__Given problem A__
In the passage on reviewing personal finances, rewrite the paragraph beginning "Instead of trying to force your numbers" as one shorter sentence that keeps both quoted parts.
__Given problem B__
Proceed with the passage on reviewing personal finances, picking up right after "Sounds simple, right?"

__Text provided__
╭──

Others will throw a tantrum at their numbers declining. All too often this is followed by seeking to shift blame:

  • The Fed upset the market gods.
  • Trump’s tariffs, trade wars, and conspiracy theories.
  • Brexit uncertainty, the UK government’s unprecedented levels of acceptable incompetence.
  • Raising the migration drawbridge scaring away all the foreign buyers, who have kept the London property market propped up for the last several years.

The problem with blame shifting is that the individual passes up the opportunity to learn from the experience and avoid repeating the same mistakes.

So this year why not try a different approach?

Instead of trying to force your numbers into a narrative you want to believe (the “People lie” part), why not genuinely try to hear the story your numbers have to tell (the “Numbers don’t” part)?

Net worth

Net worth can be defined as what you own less what you owe.

The goal of this metric is to quantify exactly how much you are worth. Sounds simple, right?

╰──

Entries taken from a collection:

╭──

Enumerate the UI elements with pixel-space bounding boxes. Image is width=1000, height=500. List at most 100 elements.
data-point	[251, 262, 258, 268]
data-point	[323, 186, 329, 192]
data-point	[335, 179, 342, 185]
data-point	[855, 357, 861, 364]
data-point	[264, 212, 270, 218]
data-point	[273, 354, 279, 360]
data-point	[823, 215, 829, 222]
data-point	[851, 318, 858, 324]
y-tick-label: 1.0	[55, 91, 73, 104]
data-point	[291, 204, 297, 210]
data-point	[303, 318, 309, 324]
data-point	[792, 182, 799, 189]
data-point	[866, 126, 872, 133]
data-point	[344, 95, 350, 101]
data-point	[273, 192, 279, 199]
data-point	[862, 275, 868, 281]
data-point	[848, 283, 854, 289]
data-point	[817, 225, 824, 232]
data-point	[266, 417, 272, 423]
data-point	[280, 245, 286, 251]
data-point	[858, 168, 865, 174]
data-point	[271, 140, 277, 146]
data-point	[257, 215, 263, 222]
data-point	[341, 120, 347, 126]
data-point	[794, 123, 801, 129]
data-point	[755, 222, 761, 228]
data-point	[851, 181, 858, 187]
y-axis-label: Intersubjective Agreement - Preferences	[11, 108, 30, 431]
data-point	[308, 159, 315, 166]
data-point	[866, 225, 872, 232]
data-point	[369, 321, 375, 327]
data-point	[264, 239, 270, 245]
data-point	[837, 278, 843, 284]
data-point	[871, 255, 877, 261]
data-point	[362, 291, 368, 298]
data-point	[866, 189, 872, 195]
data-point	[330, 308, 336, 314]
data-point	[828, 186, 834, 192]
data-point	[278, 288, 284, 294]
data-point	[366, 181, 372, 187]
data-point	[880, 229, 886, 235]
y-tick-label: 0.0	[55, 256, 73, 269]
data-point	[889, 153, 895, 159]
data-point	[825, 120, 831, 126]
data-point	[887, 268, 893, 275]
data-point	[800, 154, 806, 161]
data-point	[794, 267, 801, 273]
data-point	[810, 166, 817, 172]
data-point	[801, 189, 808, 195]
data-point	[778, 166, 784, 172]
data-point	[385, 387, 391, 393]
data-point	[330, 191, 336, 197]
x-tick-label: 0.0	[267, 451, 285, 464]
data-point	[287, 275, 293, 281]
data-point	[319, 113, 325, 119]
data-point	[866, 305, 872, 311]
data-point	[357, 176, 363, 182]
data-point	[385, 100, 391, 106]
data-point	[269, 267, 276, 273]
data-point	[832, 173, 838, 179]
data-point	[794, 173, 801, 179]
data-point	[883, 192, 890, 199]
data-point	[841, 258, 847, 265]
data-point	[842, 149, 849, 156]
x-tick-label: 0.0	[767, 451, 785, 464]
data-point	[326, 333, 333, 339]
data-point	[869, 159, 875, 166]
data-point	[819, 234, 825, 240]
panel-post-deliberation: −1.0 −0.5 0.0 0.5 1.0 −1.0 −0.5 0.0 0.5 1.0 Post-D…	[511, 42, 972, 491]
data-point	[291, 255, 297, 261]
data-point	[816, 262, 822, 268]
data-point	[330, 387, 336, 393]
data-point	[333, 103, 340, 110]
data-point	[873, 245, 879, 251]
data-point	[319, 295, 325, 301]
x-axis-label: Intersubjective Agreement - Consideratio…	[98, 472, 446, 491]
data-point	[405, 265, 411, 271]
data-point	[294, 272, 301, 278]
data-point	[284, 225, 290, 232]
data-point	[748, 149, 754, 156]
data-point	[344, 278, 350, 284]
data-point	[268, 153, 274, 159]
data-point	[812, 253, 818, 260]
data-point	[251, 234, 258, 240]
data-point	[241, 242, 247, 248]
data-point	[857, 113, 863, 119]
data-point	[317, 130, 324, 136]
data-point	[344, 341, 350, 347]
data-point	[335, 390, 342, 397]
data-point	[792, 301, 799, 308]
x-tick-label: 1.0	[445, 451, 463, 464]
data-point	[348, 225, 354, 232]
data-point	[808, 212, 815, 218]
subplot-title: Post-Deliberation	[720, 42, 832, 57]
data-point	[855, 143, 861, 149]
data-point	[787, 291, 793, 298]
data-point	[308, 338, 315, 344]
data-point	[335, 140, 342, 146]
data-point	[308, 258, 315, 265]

╰──

__Reply A__
Rather than bending your numbers to fit a story you want to believe (the “People lie” part), listen to the story they actually tell (the “Numbers don’t” part).

__Reply B__
Consider some of the following key questions.

Illiquid assets

What valuations do you apply to those assets where there isn’t a clear current market price?

Do you use an estimate? Your own, or one produced by a third party such as a real estate portal or used car price guide?

Do you select comparable recent sales prices? If so, how timely are those figures?

Is the valuation you use for your net worth calculation the same as you use for the purposes of insurance coverage? If not, then why not… they can’t both be right?

Home equity

Do you include accumulated equity in your home?

You could sell your home, so it is definitely an asset, even if it isn’t much of an investment.

You could extract equity by refinancing.

You could take advantage of geographic arbitrage and move somewhere cheaper.

Goods and chattels

How about rapidly depreciation assets, such as your vehicles and home furnishings?

Your insurance policy may offer a “new for old” replacement facility. However that doesn’t mean your goods are still worth what you paid for them.

For larger items there is probably a secondary market price those items would fetch, in all likelihood this will be much lower than you imagine it to be!

When viewed from this disposal value perspective, the vast majority of your stuff is actually worthless… possible less than worthless, in that you may actually have to pay for someone to take them away.

Disposal costs

Do the balances you are carrying factoring in the fees, taxes and charges you would incur upon disposal your assets?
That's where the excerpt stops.